● INSTRUCTION 1: Reproduce the forum thread about Next Energy's field testing word for word.

● SELECTED EXCERPT:
# # # # # # #

# [Kolibra DBM Energy] NEXT ENERGY start field testing in rural areas



## drgrieve (Apr 14, 2011)

Hi all. I'm following the news from German sites. They have made three new tests cars with a small range of 200km. They plan to drive 15000 km in these cars for testing in by September.

Not sure who is driving them but I think from the gist of it that it is normal people???

Another site I saw had a similar article and they mentioned a 40 kWh battery was used.

http://translate.google.com/translate?hl=en&sl=auto&tl=en&u=http://www.iwr.de/re/iwr/11/06/0108.html


----------



## rochesterricer (Jan 5, 2011)

I wish there were more english-language news outlets covering this.


----------



## Jan (Oct 5, 2009)

Even if you can read german, the information they give is still very limited.


----------



## ZEV (Jun 10, 2011)

rochesterricer said:


> I wish there were more english-language news outlets covering this.

# # # # # # #

● EXTRACTED INFORMATION:

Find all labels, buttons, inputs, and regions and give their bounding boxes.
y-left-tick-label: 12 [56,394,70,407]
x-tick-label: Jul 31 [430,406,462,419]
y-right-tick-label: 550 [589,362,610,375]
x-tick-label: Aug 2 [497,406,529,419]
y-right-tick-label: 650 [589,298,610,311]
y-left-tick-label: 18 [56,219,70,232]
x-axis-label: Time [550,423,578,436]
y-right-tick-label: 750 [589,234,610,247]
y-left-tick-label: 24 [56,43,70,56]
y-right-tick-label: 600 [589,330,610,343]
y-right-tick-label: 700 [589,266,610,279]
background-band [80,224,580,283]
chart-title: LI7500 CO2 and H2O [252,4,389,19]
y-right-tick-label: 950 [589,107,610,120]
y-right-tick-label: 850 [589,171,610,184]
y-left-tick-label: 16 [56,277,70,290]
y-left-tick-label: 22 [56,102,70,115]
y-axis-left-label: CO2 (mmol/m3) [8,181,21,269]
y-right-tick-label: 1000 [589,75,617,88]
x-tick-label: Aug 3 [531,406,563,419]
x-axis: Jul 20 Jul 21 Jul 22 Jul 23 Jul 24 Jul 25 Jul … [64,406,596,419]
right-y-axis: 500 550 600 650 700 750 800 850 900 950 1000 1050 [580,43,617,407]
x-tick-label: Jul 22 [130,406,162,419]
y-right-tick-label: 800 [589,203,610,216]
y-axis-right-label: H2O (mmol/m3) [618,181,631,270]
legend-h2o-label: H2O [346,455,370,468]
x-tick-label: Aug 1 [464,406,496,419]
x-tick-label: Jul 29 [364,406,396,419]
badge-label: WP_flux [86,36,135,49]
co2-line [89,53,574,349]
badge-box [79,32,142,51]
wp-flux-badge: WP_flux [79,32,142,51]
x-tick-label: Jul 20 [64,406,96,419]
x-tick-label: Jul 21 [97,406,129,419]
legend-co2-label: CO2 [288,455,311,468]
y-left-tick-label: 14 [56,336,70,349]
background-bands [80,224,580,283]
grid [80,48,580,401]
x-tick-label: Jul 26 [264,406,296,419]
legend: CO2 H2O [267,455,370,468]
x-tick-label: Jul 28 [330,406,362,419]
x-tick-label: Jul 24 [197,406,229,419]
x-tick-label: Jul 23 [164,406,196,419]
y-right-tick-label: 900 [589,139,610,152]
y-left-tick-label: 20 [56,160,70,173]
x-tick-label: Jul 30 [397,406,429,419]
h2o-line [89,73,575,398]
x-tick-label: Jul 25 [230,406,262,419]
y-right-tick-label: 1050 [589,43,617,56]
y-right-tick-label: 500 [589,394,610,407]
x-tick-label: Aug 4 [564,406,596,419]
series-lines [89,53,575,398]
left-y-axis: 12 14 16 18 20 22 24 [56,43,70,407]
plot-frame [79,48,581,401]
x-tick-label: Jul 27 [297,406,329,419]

# # # # # # #

● INSTRUCTION 2: Rewrite the entries from their first line through the line containing "y-left-tick-label: 18 [56,219,70,232]", swapping "bounding boxes" for "coordinates" and leaving everything else unchanged.

● WRITTEN SOLUTION 1:
# [Kolibra DBM Energy] NEXT ENERGY start field testing in rural areas



## drgrieve (Apr 14, 2011)

Hi all. I'm following the news from German sites. They have made three new tests cars with a small range of 200km. They plan to drive 15000 km in these cars for testing in by September.

Not sure who is driving them but I think from the gist of it that it is normal people???

Another site I saw had a similar article and they mentioned a 40 kWh battery was used.

http://translate.google.com/translate?hl=en&sl=auto&tl=en&u=http://www.iwr.de/re/iwr/11/06/0108.html


----------



## rochesterricer (Jan 5, 2011)

I wish there were more english-language news outlets covering this.


----------



## Jan (Oct 5, 2009)

Even if you can read german, the information they give is still very limited.


----------



## ZEV (Jun 10, 2011)

rochesterricer said:


> I wish there were more english-language news outlets covering this.

● WRITTEN SOLUTION 2:
Find all labels, buttons, inputs, and regions and give their coordinates.
y-left-tick-label: 12 [56,394,70,407]
x-tick-label: Jul 31 [430,406,462,419]
y-right-tick-label: 550 [589,362,610,375]
x-tick-label: Aug 2 [497,406,529,419]
y-right-tick-label: 650 [589,298,610,311]
y-left-tick-label: 18 [56,219,70,232]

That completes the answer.